▶ [WHAT TO WORK ON]:
Repeat exactly, and only, the lines from the one holding "Read out every word on this page." through the last line of the records below.

++++++++

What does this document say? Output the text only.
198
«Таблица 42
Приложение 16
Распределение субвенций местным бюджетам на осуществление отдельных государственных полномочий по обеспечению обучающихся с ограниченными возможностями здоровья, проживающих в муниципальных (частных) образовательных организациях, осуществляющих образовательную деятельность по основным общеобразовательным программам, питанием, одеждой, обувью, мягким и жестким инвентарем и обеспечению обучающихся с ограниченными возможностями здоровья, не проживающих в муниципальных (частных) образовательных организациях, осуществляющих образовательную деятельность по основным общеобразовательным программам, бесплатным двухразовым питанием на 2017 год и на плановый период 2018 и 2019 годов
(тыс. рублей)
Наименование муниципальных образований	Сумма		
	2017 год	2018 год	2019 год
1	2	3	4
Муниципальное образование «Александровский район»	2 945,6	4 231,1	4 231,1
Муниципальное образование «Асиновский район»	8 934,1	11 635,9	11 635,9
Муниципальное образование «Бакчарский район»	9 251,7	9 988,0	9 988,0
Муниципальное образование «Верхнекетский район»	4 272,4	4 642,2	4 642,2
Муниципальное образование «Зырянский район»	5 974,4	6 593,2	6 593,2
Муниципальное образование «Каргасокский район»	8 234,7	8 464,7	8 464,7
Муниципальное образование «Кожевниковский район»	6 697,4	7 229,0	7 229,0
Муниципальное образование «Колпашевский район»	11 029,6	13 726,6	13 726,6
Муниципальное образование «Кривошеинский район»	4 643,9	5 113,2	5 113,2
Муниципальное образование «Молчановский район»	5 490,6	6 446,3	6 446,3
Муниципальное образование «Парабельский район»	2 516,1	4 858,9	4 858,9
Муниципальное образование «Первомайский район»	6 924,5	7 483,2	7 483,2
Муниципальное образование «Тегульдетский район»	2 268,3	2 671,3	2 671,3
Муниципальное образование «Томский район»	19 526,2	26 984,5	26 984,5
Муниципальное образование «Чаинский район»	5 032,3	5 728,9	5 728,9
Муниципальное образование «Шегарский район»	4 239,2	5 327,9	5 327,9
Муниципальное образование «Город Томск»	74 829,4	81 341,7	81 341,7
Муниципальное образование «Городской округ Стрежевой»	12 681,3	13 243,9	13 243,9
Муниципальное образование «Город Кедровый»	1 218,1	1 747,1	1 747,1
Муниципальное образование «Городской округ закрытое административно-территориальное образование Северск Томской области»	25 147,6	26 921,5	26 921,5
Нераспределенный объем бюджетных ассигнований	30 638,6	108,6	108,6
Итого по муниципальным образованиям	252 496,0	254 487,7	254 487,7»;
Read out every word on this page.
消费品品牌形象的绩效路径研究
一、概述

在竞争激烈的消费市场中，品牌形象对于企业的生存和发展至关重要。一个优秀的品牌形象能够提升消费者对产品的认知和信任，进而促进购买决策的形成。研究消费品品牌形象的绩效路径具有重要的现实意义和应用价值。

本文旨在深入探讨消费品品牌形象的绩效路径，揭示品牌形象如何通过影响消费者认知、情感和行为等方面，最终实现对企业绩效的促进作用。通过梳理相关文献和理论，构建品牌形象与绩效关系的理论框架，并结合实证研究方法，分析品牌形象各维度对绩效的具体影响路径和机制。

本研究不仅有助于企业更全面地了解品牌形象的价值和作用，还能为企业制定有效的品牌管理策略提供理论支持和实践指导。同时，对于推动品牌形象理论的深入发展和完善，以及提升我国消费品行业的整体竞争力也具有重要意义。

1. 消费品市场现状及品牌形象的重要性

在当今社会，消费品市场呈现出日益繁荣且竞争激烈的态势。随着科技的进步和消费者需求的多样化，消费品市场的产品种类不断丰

++++++++

▶ [PROBLEM SOLUTION]:
Read out every word on this page.
消费品品牌形象的绩效路径研究
一、概述

在竞争激烈的消费市场中，品牌形象对于企业的生存和发展至关重要。一个优秀的品牌形象能够提升消费者对产品的认知和信任，进而促进购买决策的形成。研究消费品品牌形象的绩效路径具有重要的现实意义和应用价值。

本文旨在深入探讨消费品品牌形象的绩效路径，揭示品牌形象如何通过影响消费者认知、情感和行为等方面，最终实现对企业绩效的促进作用。通过梳理相关文献和理论，构建品牌形象与绩效关系的理论框架，并结合实证研究方法，分析品牌形象各维度对绩效的具体影响路径和机制。

本研究不仅有助于企业更全面地了解品牌形象的价值和作用，还能为企业制定有效的品牌管理策略提供理论支持和实践指导。同时，对于推动品牌形象理论的深入发展和完善，以及提升我国消费品行业的整体竞争力也具有重要意义。

1. 消费品市场现状及品牌形象的重要性

在当今社会，消费品市场呈现出日益繁荣且竞争激烈的态势。随着科技的进步和消费者需求的多样化，消费品市场的产品种类不断丰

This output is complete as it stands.